# start of SUPPLIED RECORDS
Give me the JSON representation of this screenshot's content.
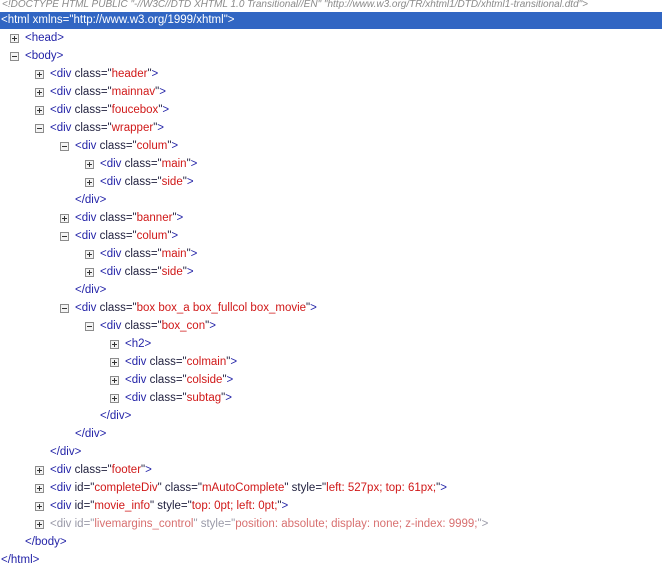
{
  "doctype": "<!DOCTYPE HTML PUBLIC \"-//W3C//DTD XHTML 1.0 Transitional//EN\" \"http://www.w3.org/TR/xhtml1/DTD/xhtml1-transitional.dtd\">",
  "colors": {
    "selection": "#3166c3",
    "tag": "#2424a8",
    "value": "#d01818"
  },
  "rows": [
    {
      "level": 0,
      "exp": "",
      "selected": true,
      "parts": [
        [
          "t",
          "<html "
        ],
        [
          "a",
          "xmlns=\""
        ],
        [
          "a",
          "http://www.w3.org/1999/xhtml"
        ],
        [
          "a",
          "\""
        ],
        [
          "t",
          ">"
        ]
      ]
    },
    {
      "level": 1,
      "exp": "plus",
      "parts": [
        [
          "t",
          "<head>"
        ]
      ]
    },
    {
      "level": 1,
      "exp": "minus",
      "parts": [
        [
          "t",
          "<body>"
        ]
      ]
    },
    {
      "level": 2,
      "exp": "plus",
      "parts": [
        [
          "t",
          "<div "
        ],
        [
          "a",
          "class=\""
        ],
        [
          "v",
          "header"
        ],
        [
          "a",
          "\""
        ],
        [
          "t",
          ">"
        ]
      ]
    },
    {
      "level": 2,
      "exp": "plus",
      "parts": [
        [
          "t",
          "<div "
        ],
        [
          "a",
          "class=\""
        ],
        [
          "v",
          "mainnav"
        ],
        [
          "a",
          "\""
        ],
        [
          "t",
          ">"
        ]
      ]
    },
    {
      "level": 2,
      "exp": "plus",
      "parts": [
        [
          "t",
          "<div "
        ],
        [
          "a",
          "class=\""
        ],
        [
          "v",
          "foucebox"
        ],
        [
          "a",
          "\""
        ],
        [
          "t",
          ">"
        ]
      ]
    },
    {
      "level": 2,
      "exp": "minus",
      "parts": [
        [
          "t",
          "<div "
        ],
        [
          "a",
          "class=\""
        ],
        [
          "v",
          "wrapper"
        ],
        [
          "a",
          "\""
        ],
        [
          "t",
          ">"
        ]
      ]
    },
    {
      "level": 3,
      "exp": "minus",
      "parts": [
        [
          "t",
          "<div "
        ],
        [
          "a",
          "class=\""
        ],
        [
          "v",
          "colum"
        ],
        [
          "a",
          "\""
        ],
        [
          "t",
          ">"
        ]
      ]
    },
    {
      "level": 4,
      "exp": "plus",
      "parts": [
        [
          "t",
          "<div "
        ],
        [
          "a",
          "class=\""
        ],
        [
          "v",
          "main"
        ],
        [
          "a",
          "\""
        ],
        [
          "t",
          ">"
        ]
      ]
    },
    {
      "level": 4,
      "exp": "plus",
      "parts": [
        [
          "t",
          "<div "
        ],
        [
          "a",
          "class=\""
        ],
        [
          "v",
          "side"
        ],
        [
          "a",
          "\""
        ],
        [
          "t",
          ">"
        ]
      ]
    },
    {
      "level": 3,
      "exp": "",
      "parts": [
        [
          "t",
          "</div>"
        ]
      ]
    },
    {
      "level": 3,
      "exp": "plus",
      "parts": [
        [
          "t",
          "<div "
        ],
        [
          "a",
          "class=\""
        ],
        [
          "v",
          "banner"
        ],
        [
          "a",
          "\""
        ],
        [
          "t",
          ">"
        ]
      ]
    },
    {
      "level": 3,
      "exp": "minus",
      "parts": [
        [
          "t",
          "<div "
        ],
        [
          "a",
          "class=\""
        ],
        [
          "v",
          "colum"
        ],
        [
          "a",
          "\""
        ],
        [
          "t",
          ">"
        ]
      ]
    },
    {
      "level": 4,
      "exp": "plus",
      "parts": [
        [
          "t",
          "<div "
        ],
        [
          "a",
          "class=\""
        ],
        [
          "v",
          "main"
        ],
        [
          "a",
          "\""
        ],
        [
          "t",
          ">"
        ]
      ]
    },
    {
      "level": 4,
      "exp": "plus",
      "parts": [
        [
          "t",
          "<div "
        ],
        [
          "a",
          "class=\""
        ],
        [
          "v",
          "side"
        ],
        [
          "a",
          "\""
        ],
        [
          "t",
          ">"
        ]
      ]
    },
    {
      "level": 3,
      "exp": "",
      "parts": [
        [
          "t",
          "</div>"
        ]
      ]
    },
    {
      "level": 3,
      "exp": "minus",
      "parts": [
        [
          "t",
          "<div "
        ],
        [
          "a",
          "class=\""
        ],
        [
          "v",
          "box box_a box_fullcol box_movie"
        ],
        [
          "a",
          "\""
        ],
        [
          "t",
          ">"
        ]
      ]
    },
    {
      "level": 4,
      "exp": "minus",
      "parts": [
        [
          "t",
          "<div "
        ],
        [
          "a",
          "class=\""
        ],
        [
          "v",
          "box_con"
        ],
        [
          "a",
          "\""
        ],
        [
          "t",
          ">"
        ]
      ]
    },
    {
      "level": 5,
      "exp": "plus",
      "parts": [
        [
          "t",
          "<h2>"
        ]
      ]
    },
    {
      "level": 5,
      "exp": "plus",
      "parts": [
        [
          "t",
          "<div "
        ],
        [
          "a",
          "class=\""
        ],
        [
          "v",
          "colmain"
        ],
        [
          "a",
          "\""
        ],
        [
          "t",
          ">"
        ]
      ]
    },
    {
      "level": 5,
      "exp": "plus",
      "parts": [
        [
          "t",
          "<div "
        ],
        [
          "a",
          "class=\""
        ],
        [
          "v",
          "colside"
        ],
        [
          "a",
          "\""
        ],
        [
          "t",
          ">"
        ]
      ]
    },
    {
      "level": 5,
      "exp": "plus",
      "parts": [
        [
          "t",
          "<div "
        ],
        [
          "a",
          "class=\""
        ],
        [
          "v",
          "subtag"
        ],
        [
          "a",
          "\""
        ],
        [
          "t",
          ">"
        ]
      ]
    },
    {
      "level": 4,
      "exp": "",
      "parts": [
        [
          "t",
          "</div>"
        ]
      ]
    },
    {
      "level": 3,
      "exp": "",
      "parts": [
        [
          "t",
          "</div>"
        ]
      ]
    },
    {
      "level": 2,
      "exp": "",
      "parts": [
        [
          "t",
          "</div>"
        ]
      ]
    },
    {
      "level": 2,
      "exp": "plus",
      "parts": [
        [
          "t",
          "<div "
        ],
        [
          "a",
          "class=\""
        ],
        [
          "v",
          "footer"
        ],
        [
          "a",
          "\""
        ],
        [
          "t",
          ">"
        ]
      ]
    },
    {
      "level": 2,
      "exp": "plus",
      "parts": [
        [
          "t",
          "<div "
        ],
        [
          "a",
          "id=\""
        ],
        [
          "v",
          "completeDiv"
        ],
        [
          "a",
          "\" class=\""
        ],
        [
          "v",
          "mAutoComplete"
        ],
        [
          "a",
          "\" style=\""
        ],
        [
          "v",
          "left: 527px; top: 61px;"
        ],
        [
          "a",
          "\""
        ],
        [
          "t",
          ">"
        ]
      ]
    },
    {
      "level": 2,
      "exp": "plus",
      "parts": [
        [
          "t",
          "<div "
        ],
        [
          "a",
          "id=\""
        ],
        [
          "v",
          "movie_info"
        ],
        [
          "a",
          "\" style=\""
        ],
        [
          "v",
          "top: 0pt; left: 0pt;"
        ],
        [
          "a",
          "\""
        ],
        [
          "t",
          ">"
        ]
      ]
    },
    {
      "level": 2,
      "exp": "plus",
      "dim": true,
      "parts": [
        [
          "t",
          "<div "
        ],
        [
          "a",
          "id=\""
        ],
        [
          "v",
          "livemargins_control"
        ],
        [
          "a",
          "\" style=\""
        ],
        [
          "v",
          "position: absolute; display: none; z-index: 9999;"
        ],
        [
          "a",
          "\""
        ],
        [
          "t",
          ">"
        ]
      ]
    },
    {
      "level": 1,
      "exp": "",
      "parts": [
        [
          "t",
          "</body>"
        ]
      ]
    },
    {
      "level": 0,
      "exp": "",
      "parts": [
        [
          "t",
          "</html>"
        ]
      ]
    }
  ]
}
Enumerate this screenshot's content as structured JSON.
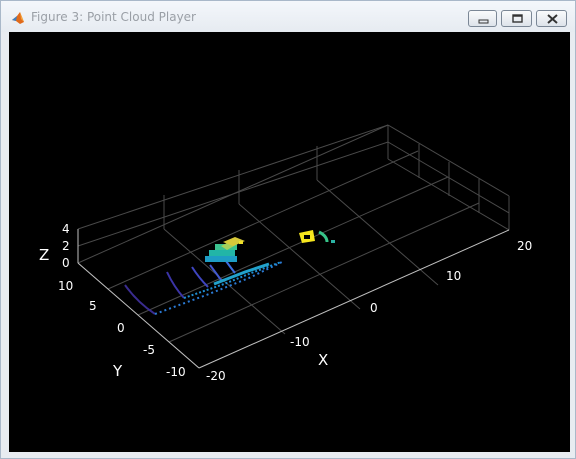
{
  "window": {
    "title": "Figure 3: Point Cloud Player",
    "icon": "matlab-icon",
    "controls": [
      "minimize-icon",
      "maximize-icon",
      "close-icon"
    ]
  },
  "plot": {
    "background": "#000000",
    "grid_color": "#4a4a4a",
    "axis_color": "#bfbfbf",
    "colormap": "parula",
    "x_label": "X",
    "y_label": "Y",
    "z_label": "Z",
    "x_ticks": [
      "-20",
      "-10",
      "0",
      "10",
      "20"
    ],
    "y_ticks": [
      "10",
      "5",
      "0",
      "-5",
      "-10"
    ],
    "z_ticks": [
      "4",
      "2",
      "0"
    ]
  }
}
# end of SUPPLIED RECORDS
YOUR INSTRUCTIONS = Look through the listing above and count the lines where the string "screenshot" appears. Report the number only.

OUTPUT OF THE TASK = 2